• _Available data_:

□ □ □

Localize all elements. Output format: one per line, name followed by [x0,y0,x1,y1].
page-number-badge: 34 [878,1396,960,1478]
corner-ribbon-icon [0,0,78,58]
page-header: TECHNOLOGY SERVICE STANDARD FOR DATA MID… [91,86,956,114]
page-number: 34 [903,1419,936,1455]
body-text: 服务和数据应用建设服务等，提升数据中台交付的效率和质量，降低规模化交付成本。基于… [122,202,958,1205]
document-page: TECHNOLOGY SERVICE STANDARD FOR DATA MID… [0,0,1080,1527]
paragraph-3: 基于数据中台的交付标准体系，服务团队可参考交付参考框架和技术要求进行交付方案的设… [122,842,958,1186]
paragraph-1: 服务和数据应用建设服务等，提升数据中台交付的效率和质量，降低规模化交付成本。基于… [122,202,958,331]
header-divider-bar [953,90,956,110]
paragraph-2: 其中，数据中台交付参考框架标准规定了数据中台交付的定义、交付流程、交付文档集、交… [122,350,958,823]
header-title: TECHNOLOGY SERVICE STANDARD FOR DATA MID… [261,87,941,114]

□ □ □

Rewrite the rows from the start through the line containing "page-header: TECHNOLOGY SERVICE" as a Markdown table with the columns No. and Line. Number each line in No., and leave out any blank lines.

• _Finished answer_:
| No. | Line |
|---|---|
| 1 | Localize all elements. Output format: one per line, name followed by [x0,y0,x1,y1]. |
| 2 | page-number-badge: 34 [878,1396,960,1478] |
| 3 | corner-ribbon-icon [0,0,78,58] |
| 4 | page-header: TECHNOLOGY SERVICE STANDARD FOR DATA MID… [91,86,956,114] |